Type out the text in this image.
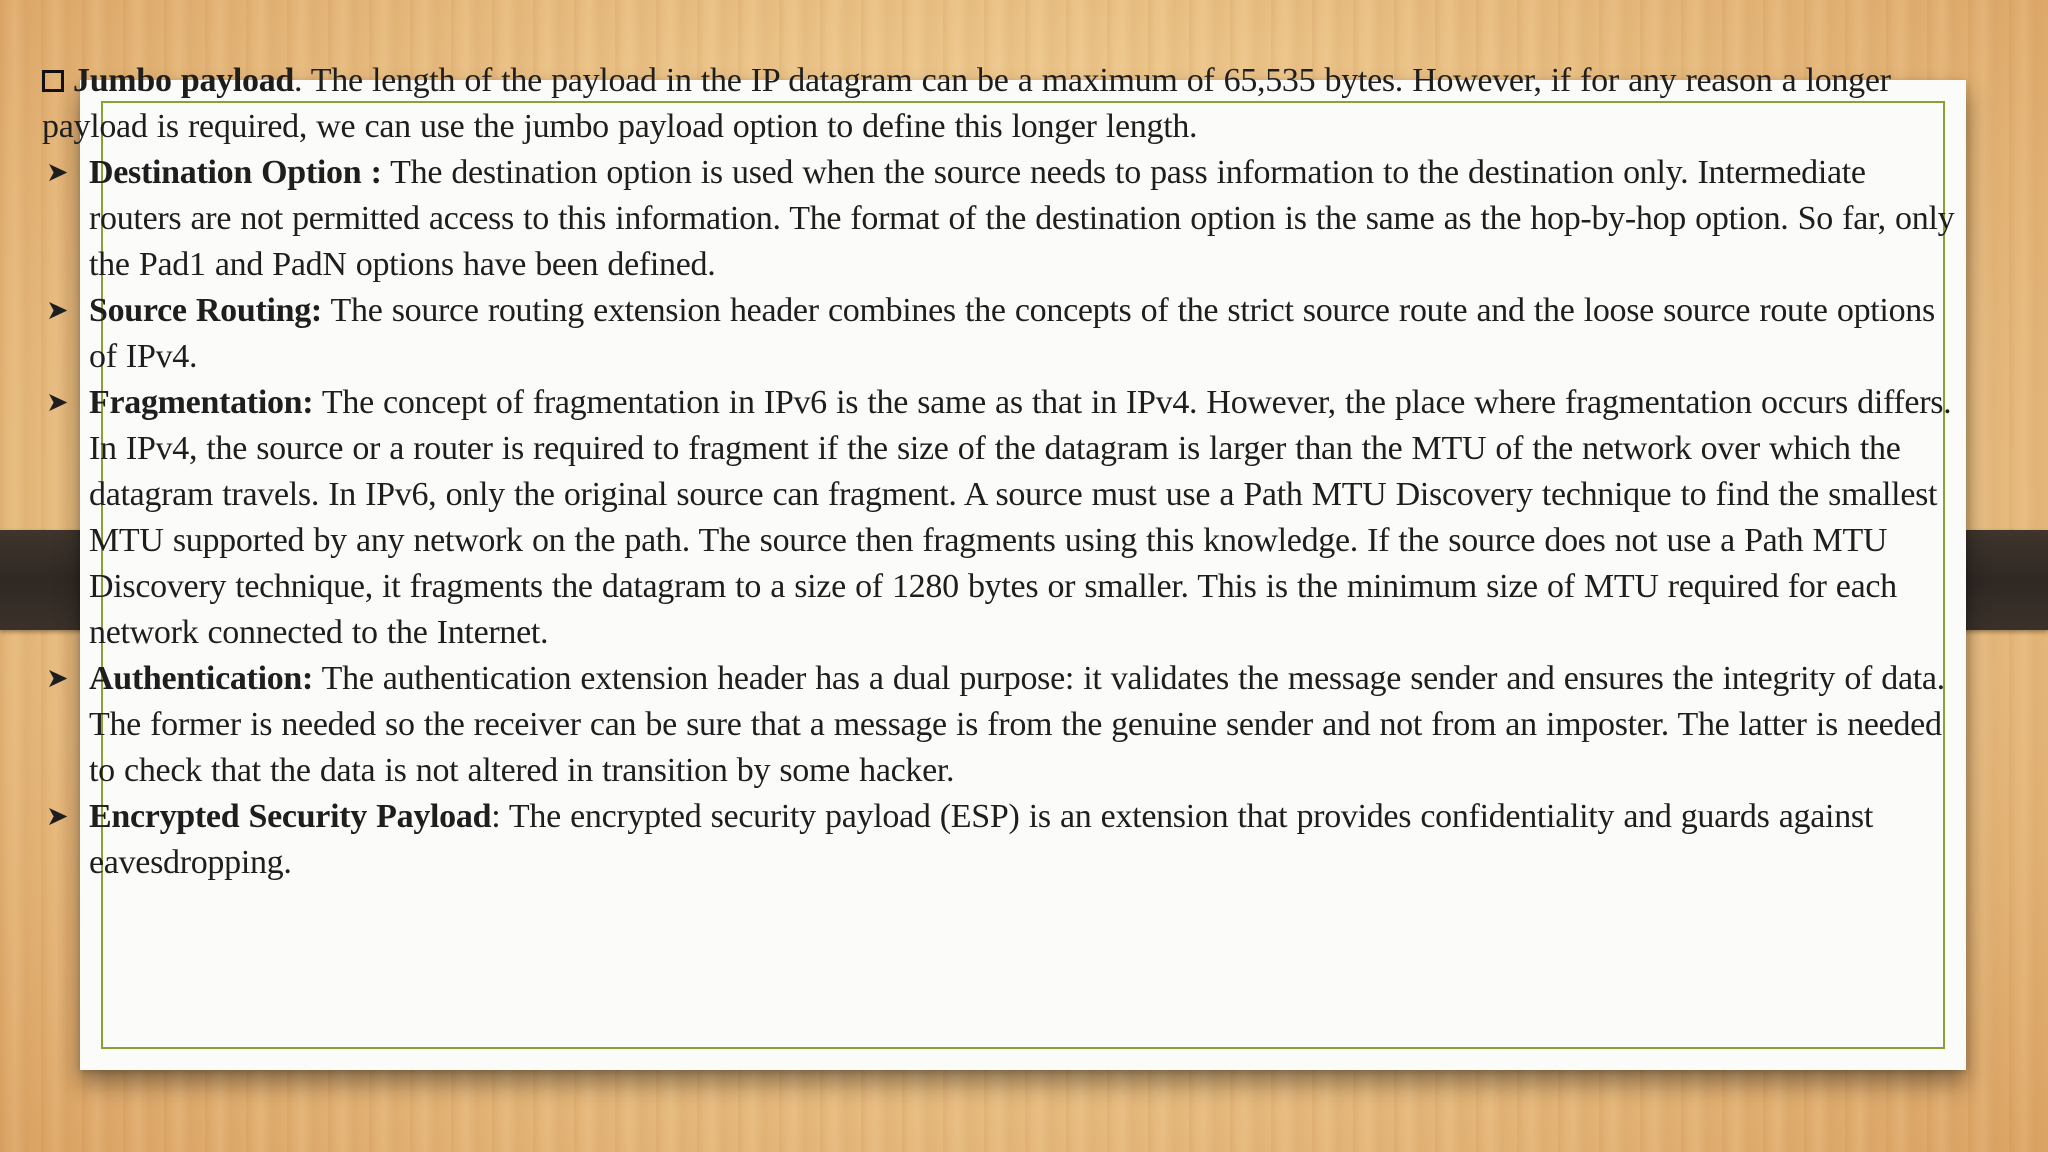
Jumbo payload. The length of the payload in the IP datagram can be a maximum of 65,535 bytes. However, if for any reason a longer payload is required, we can use the jumbo payload option to define this longer length.

➤ Destination Option : The destination option is used when the source needs to pass information to the destination only. Intermediate routers are not permitted access to this information. The format of the destination option is the same as the hop-by-hop option. So far, only the Pad1 and PadN options have been defined.
➤ Source Routing: The source routing extension header combines the concepts of the strict source route and the loose source route options of IPv4.
➤ Fragmentation: The concept of fragmentation in IPv6 is the same as that in IPv4. However, the place where fragmentation occurs differs. In IPv4, the source or a router is required to fragment if the size of the datagram is larger than the MTU of the network over which the datagram travels. In IPv6, only the original source can fragment. A source must use a Path MTU Discovery technique to find the smallest MTU supported by any network on the path. The source then fragments using this knowledge. If the source does not use a Path MTU Discovery technique, it fragments the datagram to a size of 1280 bytes or smaller. This is the minimum size of MTU required for each network connected to the Internet.
➤ Authentication: The authentication extension header has a dual purpose: it validates the message sender and ensures the integrity of data. The former is needed so the receiver can be sure that a message is from the genuine sender and not from an imposter. The latter is needed to check that the data is not altered in transition by some hacker.
➤ Encrypted Security Payload: The encrypted security payload (ESP) is an extension that provides confidentiality and guards against eavesdropping.
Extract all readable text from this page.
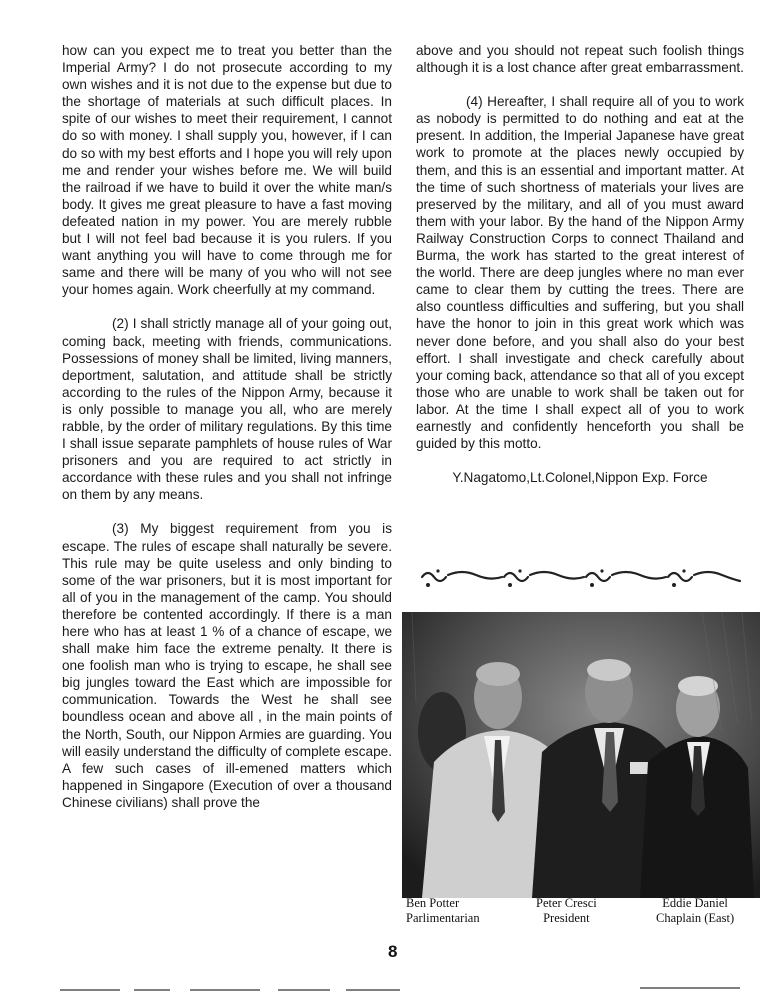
how can you expect me to treat you better than the Imperial Army? I do not prosecute according to my own wishes and it is not due to the expense but due to the shortage of materials at such difficult places. In spite of our wishes to meet their requirement, I cannot do so with money. I shall supply you, however, if I can do so with my best efforts and I hope you will rely upon me and render your wishes before me. We will build the railroad if we have to build it over the white man/s body. It gives me great pleasure to have a fast moving defeated nation in my power. You are merely rubble but I will not feel bad because it is you rulers. If you want anything you will have to come through me for same and there will be many of you who will not see your homes again. Work cheerfully at my command.

(2) I shall strictly manage all of your going out, coming back, meeting with friends, communications. Possessions of money shall be limited, living manners, deportment, salutation, and attitude shall be strictly according to the rules of the Nippon Army, because it is only possible to manage you all, who are merely rabble, by the order of military regulations. By this time I shall issue separate pamphlets of house rules of War prisoners and you are required to act strictly in accordance with these rules and you shall not infringe on them by any means.

(3) My biggest requirement from you is escape. The rules of escape shall naturally be severe. This rule may be quite useless and only binding to some of the war prisoners, but it is most important for all of you in the management of the camp. You should therefore be contented accordingly. If there is a man here who has at least 1 % of a chance of escape, we shall make him face the extreme penalty. It there is one foolish man who is trying to escape, he shall see big jungles toward the East which are impossible for communication. Towards the West he shall see boundless ocean and above all , in the main points of the North, South, our Nippon Armies are guarding. You will easily understand the difficulty of complete escape. A few such cases of ill-emened matters which happened in Singapore (Execution of over a thousand Chinese civilians) shall prove the

above and you should not repeat such foolish things although it is a lost chance after great embarrassment.

(4) Hereafter, I shall require all of you to work as nobody is permitted to do nothing and eat at the present. In addition, the Imperial Japanese have great work to promote at the places newly occupied by them, and this is an essential and important matter. At the time of such shortness of materials your lives are preserved by the military, and all of you must award them with your labor. By the hand of the Nippon Army Railway Construction Corps to connect Thailand and Burma, the work has started to the great interest of the world. There are deep jungles where no man ever came to clear them by cutting the trees. There are also countless difficulties and suffering, but you shall have the honor to join in this great work which was never done before, and you shall also do your best effort. I shall investigate and check carefully about your coming back, attendance so that all of you except those who are unable to work shall be taken out for labor. At the time I shall expect all of you to work earnestly and confidently henceforth you shall be guided by this motto.

Y.Nagatomo,Lt.Colonel,Nippon Exp. Force

Ben Potter
Parlimentarian
Peter Cresci
President
Eddie Daniel
Chaplain (East)
8
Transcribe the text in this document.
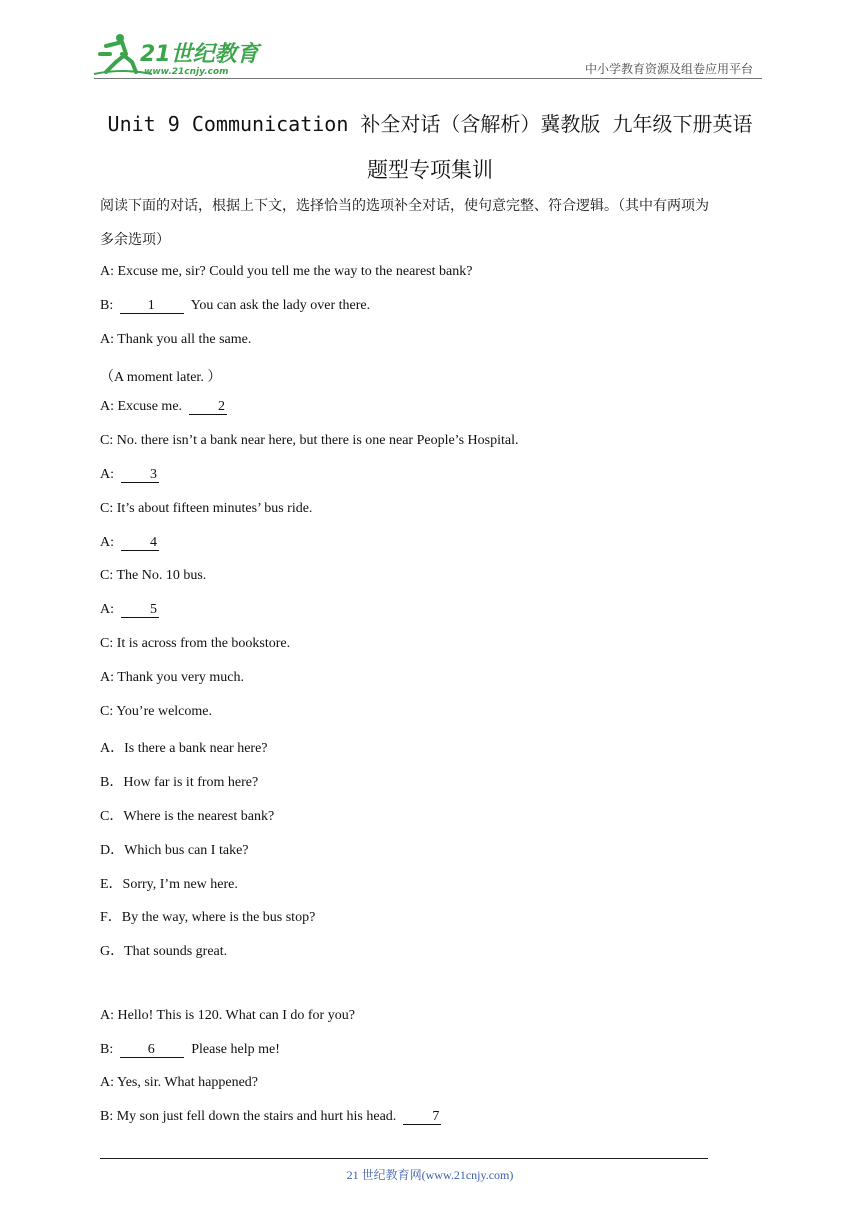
21世纪教育
www.21cnjy.com	中小学教育资源及组卷应用平台
Unit 9 Communication 补全对话（含解析）冀教版 九年级下册英语
题型专项集训
阅读下面的对话，根据上下文，选择恰当的选项补全对话，使句意完整、符合逻辑。（其中有两项为
多余选项）
A: Excuse me, sir? Could you tell me the way to the nearest bank?
B: 1	You can ask the lady over there.
A: Thank you all the same.
（A moment later. ）
A: Excuse me.	2
C: No. there isn’t a bank near here, but there is one near People’s Hospital.
A:	3
C: It’s about fifteen minutes’ bus ride.
A:	4
C: The No. 10 bus.
A:	5
C: It is across from the bookstore.
A: Thank you very much.
C: You’re welcome.
A．Is there a bank near here?
B．How far is it from here?
C．Where is the nearest bank?
D．Which bus can I take?
E．Sorry, I’m new here.
F．By the way, where is the bus stop?
G．That sounds great.
A: Hello! This is 120. What can I do for you?
B: 6	Please help me!
A: Yes, sir. What happened?
B: My son just fell down the stairs and hurt his head.	7
21 世纪教育网(www.21cnjy.com)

········

*Set task*:
Copy out all the entries exactly. Images stay out of the copy.

*Exercise solution*:
Type out the text in this image.
Jumbo payload. The length of the payload in the IP datagram can be a maximum of 65,535 bytes. However, if for any reason a longer payload is required, we can use the jumbo payload option to define this longer length.

➤ Destination Option : The destination option is used when the source needs to pass information to the destination only. Intermediate routers are not permitted access to this information. The format of the destination option is the same as the hop-by-hop option. So far, only the Pad1 and PadN options have been defined.
➤ Source Routing: The source routing extension header combines the concepts of the strict source route and the loose source route options of IPv4.
➤ Fragmentation: The concept of fragmentation in IPv6 is the same as that in IPv4. However, the place where fragmentation occurs differs. In IPv4, the source or a router is required to fragment if the size of the datagram is larger than the MTU of the network over which the datagram travels. In IPv6, only the original source can fragment. A source must use a Path MTU Discovery technique to find the smallest MTU supported by any network on the path. The source then fragments using this knowledge. If the source does not use a Path MTU Discovery technique, it fragments the datagram to a size of 1280 bytes or smaller. This is the minimum size of MTU required for each network connected to the Internet.
➤ Authentication: The authentication extension header has a dual purpose: it validates the message sender and ensures the integrity of data. The former is needed so the receiver can be sure that a message is from the genuine sender and not from an imposter. The latter is needed to check that the data is not altered in transition by some hacker.
➤ Encrypted Security Payload: The encrypted security payload (ESP) is an extension that provides confidentiality and guards against eavesdropping.
Extract all readable text from this page.
how can you expect me to treat you better than the Imperial Army? I do not prosecute according to my own wishes and it is not due to the expense but due to the shortage of materials at such difficult places. In spite of our wishes to meet their requirement, I cannot do so with money. I shall supply you, however, if I can do so with my best efforts and I hope you will rely upon me and render your wishes before me. We will build the railroad if we have to build it over the white man/s body. It gives me great pleasure to have a fast moving defeated nation in my power. You are merely rubble but I will not feel bad because it is you rulers. If you want anything you will have to come through me for same and there will be many of you who will not see your homes again. Work cheerfully at my command.

(2) I shall strictly manage all of your going out, coming back, meeting with friends, communications. Possessions of money shall be limited, living manners, deportment, salutation, and attitude shall be strictly according to the rules of the Nippon Army, because it is only possible to manage you all, who are merely rabble, by the order of military regulations. By this time I shall issue separate pamphlets of house rules of War prisoners and you are required to act strictly in accordance with these rules and you shall not infringe on them by any means.

(3) My biggest requirement from you is escape. The rules of escape shall naturally be severe. This rule may be quite useless and only binding to some of the war prisoners, but it is most important for all of you in the management of the camp. You should therefore be contented accordingly. If there is a man here who has at least 1 % of a chance of escape, we shall make him face the extreme penalty. It there is one foolish man who is trying to escape, he shall see big jungles toward the East which are impossible for communication. Towards the West he shall see boundless ocean and above all , in the main points of the North, South, our Nippon Armies are guarding. You will easily understand the difficulty of complete escape. A few such cases of ill-emened matters which happened in Singapore (Execution of over a thousand Chinese civilians) shall prove the

above and you should not repeat such foolish things although it is a lost chance after great embarrassment.

(4) Hereafter, I shall require all of you to work as nobody is permitted to do nothing and eat at the present. In addition, the Imperial Japanese have great work to promote at the places newly occupied by them, and this is an essential and important matter. At the time of such shortness of materials your lives are preserved by the military, and all of you must award them with your labor. By the hand of the Nippon Army Railway Construction Corps to connect Thailand and Burma, the work has started to the great interest of the world. There are deep jungles where no man ever came to clear them by cutting the trees. There are also countless difficulties and suffering, but you shall have the honor to join in this great work which was never done before, and you shall also do your best effort. I shall investigate and check carefully about your coming back, attendance so that all of you except those who are unable to work shall be taken out for labor. At the time I shall expect all of you to work earnestly and confidently henceforth you shall be guided by this motto.

Y.Nagatomo,Lt.Colonel,Nippon Exp. Force

Ben Potter
Parlimentarian
Peter Cresci
President
Eddie Daniel
Chaplain (East)
8
Transcribe the text in this document.
21世纪教育
www.21cnjy.com	中小学教育资源及组卷应用平台
Unit 9 Communication 补全对话（含解析）冀教版 九年级下册英语
题型专项集训
阅读下面的对话，根据上下文，选择恰当的选项补全对话，使句意完整、符合逻辑。（其中有两项为
多余选项）
A: Excuse me, sir? Could you tell me the way to the nearest bank?
B: 1	You can ask the lady over there.
A: Thank you all the same.
（A moment later. ）
A: Excuse me.	2
C: No. there isn’t a bank near here, but there is one near People’s Hospital.
A:	3
C: It’s about fifteen minutes’ bus ride.
A:	4
C: The No. 10 bus.
A:	5
C: It is across from the bookstore.
A: Thank you very much.
C: You’re welcome.
A．Is there a bank near here?
B．How far is it from here?
C．Where is the nearest bank?
D．Which bus can I take?
E．Sorry, I’m new here.
F．By the way, where is the bus stop?
G．That sounds great.
A: Hello! This is 120. What can I do for you?
B: 6	Please help me!
A: Yes, sir. What happened?
B: My son just fell down the stairs and hurt his head.	7
21 世纪教育网(www.21cnjy.com)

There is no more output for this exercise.